From the listing below, pull out the lines that hold "sehr".

-- BEGIN Data lines --

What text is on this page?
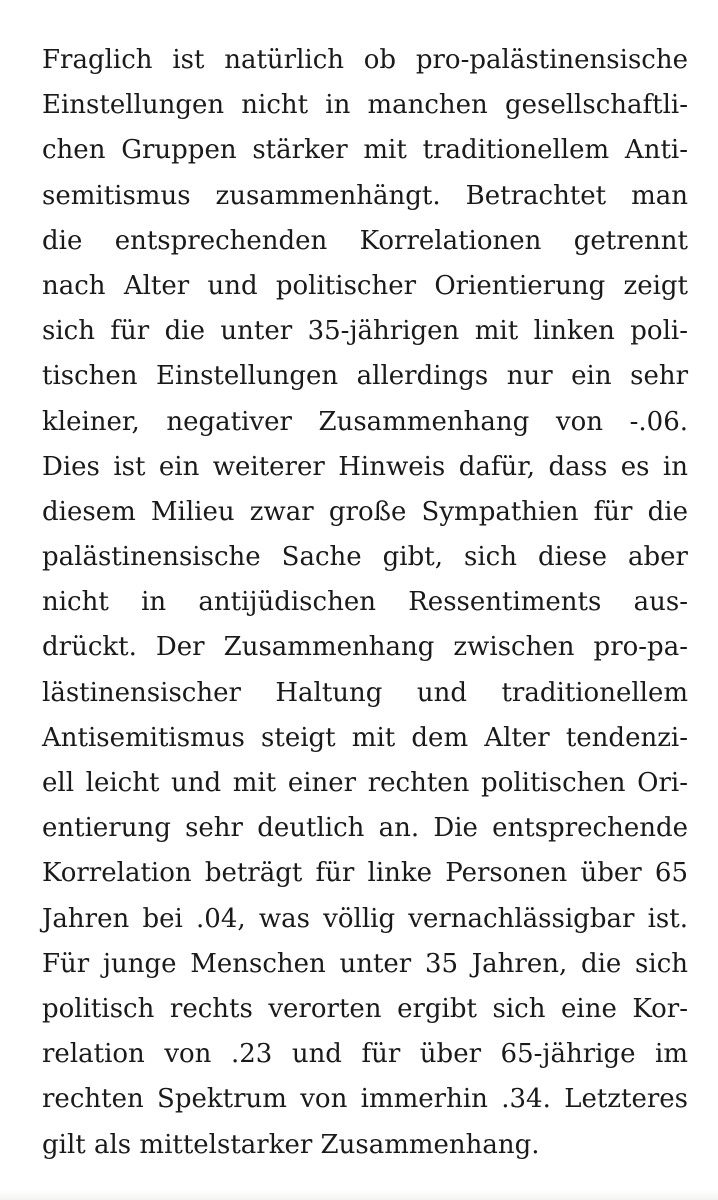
Fraglich ist natürlich ob pro-palästinensische
Einstellungen nicht in manchen gesellschaftli-
chen Gruppen stärker mit traditionellem Anti-
semitismus zusammenhängt. Betrachtet man
die entsprechenden Korrelationen getrennt
nach Alter und politischer Orientierung zeigt
sich für die unter 35-jährigen mit linken poli-
tischen Einstellungen allerdings nur ein sehr
kleiner, negativer Zusammenhang von -.06.
Dies ist ein weiterer Hinweis dafür, dass es in
diesem Milieu zwar große Sympathien für die
palästinensische Sache gibt, sich diese aber
nicht in antijüdischen Ressentiments aus-
drückt. Der Zusammenhang zwischen pro-pa-
lästinensischer Haltung und traditionellem
Antisemitismus steigt mit dem Alter tendenzi-
ell leicht und mit einer rechten politischen Ori-
entierung sehr deutlich an. Die entsprechende
Korrelation beträgt für linke Personen über 65
Jahren bei .04, was völlig vernachlässigbar ist.
Für junge Menschen unter 35 Jahren, die sich
politisch rechts verorten ergibt sich eine Kor-
relation von .23 und für über 65-jährige im
rechten Spektrum von immerhin .34. Letzteres
gilt als mittelstarker Zusammenhang.
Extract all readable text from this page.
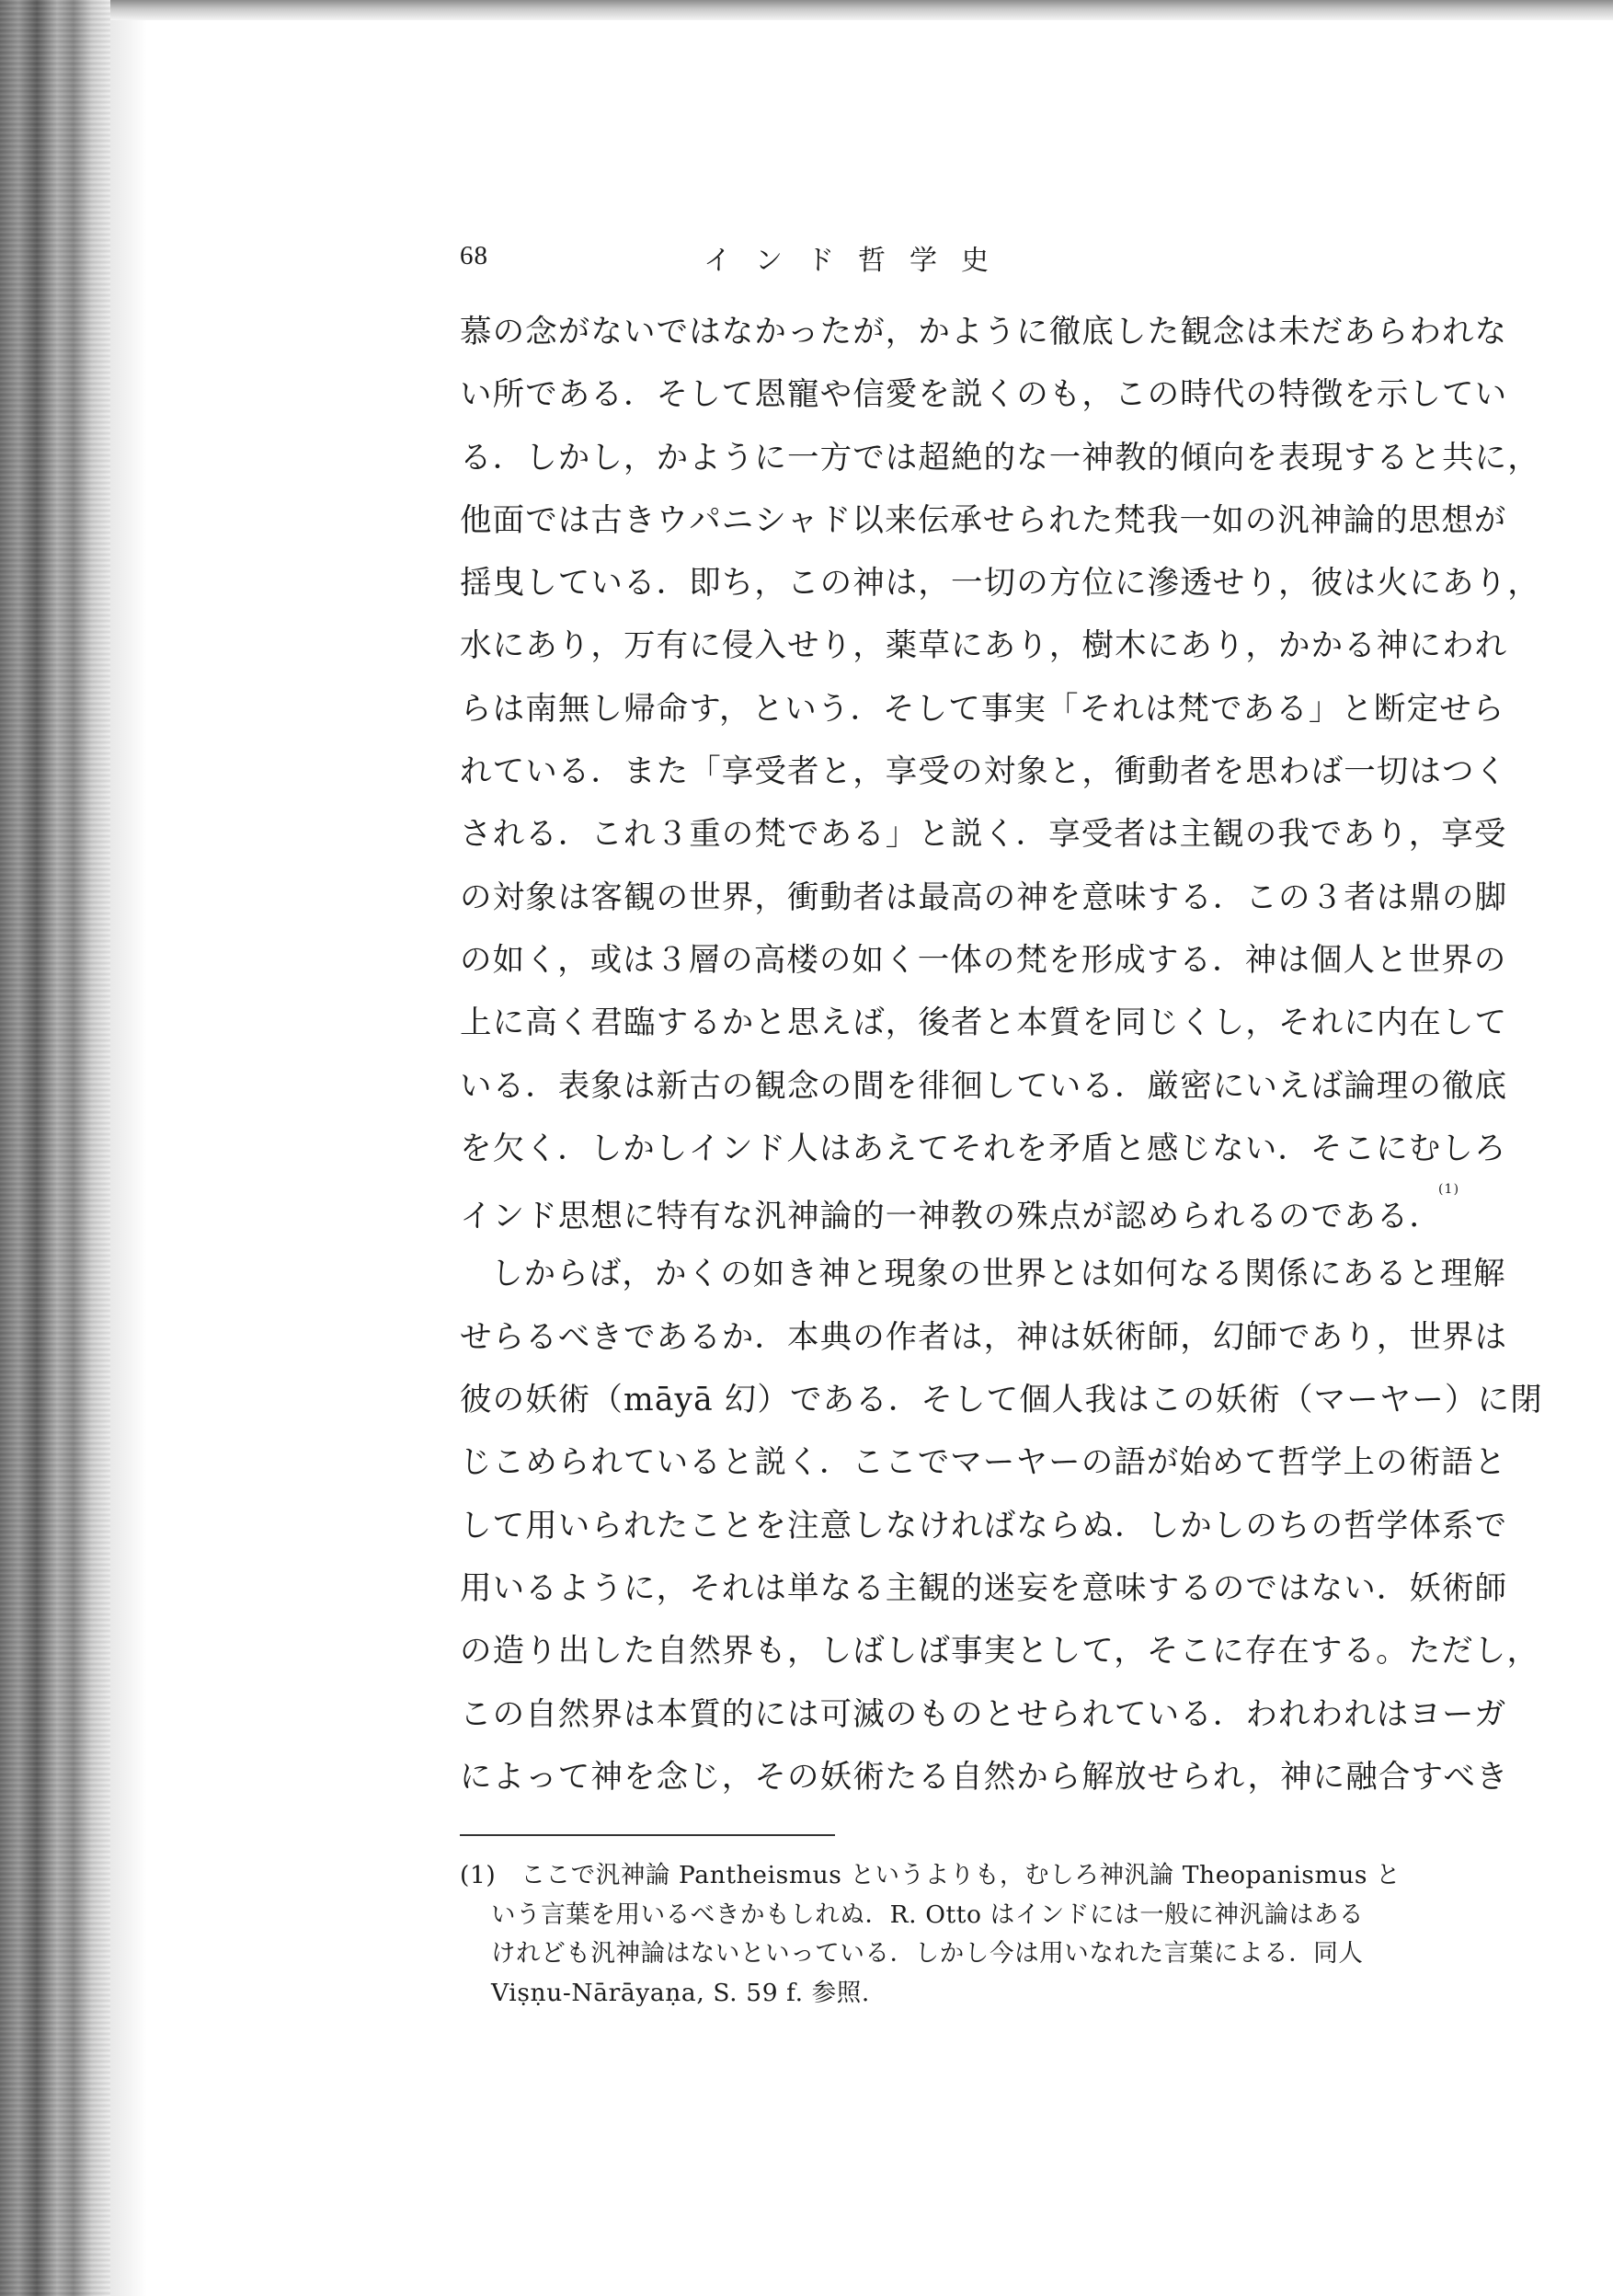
68	インド哲学史
慕の念がないではなかったが，かように徹底した観念は未だあらわれな
い所である．そして恩寵や信愛を説くのも，この時代の特徴を示してい
る．しかし，かように一方では超絶的な一神教的傾向を表現すると共に，
他面では古きウパニシャド以来伝承せられた梵我一如の汎神論的思想が
揺曳している．即ち，この神は，一切の方位に滲透せり，彼は火にあり，
水にあり，万有に侵入せり，薬草にあり，樹木にあり，かかる神にわれ
らは南無し帰命す，という．そして事実「それは梵である」と断定せら
れている．また「享受者と，享受の対象と，衝動者を思わば一切はつく
される．これ３重の梵である」と説く．享受者は主観の我であり，享受
の対象は客観の世界，衝動者は最高の神を意味する．この３者は鼎の脚
の如く，或は３層の高楼の如く一体の梵を形成する．神は個人と世界の
上に高く君臨するかと思えば，後者と本質を同じくし，それに内在して
いる．表象は新古の観念の間を徘徊している．厳密にいえば論理の徹底
を欠く．しかしインド人はあえてそれを矛盾と感じない．そこにむしろ
インド思想に特有な汎神論的一神教の殊点が認められるのである．$^{(1)}$
しからば，かくの如き神と現象の世界とは如何なる関係にあると理解
せらるべきであるか．本典の作者は，神は妖術師，幻師であり，世界は
彼の妖術（māyā 幻）である．そして個人我はこの妖術（マーヤー）に閉
じこめられていると説く．ここでマーヤーの語が始めて哲学上の術語と
して用いられたことを注意しなければならぬ．しかしのちの哲学体系で
用いるように，それは単なる主観的迷妄を意味するのではない．妖術師
の造り出した自然界も，しばしば事実として，そこに存在する。ただし，
この自然界は本質的には可滅のものとせられている．われわれはヨーガ
によって神を念じ，その妖術たる自然から解放せられ，神に融合すべき
(1)　ここで汎神論 Pantheismus というよりも，むしろ神汎論 Theopanismus と
いう言葉を用いるべきかもしれぬ．R. Otto はインドには一般に神汎論はある
けれども汎神論はないといっている．しかし今は用いなれた言葉による．同人
Viṣṇu-Nārāyaṇa, S. 59 f. 参照.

-- END Data lines --

(Answer below)
tischen Einstellungen allerdings nur ein sehr
entierung sehr deutlich an. Die entsprechende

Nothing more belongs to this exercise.